Exercise aim »
Filter the data for lines with the word "Zunahme", then copy every line so identified.

━━━━━ Records for the exercise ━━━━━

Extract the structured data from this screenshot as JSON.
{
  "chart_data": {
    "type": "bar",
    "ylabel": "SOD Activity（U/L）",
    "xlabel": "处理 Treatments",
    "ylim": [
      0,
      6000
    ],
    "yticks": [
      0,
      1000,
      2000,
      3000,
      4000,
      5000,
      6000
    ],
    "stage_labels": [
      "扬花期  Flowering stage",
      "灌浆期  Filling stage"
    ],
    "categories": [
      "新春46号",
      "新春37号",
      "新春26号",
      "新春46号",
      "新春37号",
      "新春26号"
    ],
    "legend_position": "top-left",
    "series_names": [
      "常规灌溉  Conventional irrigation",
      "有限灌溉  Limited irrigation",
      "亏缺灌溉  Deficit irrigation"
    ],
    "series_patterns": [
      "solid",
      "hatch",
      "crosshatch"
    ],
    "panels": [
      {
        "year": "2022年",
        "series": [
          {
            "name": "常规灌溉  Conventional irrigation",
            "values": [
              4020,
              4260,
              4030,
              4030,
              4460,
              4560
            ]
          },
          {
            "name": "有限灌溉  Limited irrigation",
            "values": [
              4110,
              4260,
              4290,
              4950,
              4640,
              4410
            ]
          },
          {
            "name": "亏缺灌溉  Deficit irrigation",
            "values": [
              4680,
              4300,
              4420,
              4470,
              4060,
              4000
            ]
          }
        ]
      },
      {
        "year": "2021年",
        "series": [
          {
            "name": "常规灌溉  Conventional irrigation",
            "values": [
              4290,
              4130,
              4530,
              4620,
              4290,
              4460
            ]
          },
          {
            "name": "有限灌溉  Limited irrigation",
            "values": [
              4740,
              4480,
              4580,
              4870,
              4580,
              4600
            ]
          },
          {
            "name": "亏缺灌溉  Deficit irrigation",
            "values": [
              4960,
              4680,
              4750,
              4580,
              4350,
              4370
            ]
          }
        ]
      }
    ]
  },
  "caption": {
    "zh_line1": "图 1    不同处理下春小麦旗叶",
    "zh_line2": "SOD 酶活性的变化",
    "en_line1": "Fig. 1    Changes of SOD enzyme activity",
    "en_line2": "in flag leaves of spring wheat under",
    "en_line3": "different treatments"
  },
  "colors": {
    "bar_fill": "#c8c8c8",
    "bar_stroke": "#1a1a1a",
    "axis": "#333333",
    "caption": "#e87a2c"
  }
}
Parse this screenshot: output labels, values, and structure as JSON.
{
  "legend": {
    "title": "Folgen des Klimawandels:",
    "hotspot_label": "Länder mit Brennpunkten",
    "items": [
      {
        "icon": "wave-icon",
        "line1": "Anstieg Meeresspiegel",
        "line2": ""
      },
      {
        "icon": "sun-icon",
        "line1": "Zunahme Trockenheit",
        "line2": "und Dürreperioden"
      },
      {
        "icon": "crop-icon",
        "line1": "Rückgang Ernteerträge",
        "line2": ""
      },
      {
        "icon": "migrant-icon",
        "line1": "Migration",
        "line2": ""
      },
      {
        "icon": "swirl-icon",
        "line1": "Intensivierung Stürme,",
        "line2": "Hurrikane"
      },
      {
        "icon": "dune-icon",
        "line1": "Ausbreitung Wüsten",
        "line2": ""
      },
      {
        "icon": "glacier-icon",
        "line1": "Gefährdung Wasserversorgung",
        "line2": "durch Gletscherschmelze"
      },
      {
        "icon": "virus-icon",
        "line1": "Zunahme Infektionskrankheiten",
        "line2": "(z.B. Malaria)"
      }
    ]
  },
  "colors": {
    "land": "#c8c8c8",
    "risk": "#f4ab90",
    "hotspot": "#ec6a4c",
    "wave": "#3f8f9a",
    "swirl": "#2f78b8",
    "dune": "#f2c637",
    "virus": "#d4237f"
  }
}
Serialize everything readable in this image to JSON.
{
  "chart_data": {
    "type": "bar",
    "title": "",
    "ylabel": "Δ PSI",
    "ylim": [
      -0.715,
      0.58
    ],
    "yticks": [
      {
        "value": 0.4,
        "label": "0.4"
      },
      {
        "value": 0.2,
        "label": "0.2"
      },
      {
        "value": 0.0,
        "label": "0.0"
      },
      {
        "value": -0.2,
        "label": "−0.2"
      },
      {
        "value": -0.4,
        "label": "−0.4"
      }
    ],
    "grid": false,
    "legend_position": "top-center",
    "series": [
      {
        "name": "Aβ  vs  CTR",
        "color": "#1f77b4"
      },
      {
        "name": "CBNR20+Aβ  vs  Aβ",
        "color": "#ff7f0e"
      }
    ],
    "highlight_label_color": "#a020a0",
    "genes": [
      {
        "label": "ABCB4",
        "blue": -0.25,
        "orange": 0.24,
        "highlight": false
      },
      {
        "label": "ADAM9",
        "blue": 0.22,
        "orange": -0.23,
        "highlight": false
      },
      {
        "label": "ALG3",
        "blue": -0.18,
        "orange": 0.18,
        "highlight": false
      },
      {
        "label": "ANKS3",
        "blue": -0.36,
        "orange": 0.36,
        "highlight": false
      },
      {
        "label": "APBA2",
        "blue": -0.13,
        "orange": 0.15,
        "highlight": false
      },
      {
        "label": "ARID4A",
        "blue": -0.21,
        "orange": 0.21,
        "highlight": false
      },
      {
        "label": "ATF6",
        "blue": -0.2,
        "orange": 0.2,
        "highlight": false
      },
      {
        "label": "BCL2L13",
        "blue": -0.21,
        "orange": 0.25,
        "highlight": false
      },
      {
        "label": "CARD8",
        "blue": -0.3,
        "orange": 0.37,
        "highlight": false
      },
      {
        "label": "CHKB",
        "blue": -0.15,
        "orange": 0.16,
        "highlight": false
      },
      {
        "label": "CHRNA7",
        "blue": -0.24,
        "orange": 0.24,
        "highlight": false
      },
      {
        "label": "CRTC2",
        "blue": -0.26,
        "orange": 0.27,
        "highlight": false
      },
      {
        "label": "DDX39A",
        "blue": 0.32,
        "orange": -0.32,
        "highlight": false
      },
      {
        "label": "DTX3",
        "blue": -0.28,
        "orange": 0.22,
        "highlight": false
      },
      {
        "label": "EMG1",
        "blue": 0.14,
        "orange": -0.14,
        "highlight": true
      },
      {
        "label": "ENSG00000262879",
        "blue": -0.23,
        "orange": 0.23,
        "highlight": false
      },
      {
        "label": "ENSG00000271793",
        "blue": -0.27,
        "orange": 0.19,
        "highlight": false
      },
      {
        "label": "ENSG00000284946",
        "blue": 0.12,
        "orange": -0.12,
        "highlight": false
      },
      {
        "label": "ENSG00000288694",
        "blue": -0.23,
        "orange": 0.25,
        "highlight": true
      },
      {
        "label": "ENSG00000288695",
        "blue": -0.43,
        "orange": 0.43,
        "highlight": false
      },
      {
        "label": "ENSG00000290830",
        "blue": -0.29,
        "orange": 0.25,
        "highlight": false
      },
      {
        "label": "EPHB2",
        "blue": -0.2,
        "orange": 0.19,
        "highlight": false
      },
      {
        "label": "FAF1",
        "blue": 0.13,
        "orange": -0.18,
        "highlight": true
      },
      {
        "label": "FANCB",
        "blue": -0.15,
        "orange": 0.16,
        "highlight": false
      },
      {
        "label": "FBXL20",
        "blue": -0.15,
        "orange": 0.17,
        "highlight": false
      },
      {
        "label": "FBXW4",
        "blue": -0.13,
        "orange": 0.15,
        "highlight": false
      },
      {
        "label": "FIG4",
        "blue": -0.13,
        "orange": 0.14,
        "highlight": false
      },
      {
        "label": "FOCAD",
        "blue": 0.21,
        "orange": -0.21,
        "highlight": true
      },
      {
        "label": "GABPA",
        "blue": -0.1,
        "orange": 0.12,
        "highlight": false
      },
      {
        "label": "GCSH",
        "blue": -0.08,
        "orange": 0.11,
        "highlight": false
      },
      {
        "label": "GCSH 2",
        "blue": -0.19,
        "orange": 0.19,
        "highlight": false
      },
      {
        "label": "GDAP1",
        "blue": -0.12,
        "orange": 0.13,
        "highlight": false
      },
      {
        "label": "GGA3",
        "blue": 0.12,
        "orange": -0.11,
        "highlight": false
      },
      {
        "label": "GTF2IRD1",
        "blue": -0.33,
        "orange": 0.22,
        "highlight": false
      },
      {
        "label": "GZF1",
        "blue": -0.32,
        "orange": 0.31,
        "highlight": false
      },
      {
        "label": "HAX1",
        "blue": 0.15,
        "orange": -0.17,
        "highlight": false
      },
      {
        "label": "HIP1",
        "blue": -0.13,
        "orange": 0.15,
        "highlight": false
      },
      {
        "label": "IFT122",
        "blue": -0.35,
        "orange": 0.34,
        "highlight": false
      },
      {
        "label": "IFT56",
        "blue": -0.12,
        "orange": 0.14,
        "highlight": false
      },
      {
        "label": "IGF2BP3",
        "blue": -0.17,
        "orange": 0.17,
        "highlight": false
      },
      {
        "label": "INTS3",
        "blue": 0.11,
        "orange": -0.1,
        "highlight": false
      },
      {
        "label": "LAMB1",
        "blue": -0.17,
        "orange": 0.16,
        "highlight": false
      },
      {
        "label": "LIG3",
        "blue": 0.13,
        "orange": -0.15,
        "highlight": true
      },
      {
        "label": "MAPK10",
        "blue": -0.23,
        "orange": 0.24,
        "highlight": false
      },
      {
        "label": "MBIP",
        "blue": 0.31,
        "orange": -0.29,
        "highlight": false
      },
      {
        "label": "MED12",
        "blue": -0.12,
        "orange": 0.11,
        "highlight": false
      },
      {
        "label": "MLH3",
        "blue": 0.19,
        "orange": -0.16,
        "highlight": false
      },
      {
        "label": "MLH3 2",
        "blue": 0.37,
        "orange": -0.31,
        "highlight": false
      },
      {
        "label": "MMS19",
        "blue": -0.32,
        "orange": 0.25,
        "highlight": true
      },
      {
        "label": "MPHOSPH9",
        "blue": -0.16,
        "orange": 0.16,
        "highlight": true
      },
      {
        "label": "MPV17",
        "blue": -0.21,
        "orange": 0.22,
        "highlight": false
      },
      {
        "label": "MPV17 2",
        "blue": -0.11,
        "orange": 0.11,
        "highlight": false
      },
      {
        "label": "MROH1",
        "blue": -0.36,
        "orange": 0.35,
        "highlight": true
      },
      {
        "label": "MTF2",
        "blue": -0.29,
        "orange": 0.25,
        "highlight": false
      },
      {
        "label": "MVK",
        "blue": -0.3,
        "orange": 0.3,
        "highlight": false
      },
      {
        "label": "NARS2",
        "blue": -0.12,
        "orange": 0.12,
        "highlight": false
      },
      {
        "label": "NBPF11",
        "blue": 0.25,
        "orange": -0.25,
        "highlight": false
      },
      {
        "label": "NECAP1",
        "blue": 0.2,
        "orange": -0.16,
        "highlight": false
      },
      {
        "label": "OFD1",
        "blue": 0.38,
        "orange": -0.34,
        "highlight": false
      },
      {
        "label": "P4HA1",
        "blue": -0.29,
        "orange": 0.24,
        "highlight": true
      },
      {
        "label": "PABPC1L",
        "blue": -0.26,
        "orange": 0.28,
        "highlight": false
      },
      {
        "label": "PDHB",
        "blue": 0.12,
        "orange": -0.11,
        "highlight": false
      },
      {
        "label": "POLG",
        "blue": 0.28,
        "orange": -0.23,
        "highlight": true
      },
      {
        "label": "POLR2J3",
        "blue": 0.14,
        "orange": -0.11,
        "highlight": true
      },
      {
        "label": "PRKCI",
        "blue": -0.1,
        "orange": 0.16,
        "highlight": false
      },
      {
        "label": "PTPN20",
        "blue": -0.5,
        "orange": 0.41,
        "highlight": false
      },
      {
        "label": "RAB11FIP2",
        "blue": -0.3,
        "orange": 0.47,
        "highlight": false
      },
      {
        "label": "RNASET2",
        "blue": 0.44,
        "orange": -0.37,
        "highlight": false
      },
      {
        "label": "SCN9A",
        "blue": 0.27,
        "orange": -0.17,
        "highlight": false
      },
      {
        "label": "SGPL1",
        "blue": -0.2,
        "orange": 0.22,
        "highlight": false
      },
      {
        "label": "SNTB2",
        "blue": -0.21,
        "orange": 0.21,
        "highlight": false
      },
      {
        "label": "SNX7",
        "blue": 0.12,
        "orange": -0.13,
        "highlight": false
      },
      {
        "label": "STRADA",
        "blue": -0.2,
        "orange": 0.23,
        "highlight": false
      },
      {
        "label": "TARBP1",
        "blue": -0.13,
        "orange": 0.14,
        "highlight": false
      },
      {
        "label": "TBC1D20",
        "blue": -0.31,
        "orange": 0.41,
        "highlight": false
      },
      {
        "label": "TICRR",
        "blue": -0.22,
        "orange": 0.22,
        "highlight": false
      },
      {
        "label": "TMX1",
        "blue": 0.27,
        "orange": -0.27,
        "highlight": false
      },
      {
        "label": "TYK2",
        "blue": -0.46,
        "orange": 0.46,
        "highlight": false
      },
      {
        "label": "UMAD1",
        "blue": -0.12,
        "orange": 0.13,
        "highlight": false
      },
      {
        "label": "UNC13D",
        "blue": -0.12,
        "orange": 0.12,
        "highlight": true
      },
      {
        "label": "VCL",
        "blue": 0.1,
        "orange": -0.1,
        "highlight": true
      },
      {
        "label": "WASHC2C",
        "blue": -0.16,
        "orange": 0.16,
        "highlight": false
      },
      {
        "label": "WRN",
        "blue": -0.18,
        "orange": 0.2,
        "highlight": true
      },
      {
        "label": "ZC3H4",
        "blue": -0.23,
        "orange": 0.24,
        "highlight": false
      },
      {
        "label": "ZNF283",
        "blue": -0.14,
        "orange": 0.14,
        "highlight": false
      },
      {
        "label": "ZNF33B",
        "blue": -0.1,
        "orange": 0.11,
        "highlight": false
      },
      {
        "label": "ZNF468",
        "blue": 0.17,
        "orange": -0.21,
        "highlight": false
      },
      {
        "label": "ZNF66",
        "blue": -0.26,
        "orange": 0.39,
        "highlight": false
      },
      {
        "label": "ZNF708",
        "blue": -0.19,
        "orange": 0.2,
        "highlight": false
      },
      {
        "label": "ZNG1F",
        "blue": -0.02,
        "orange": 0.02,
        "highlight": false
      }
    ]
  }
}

━━━━━

Expected answer »
        "line1": "Zunahme Trockenheit",
        "line1": "Zunahme Infektionskrankheiten",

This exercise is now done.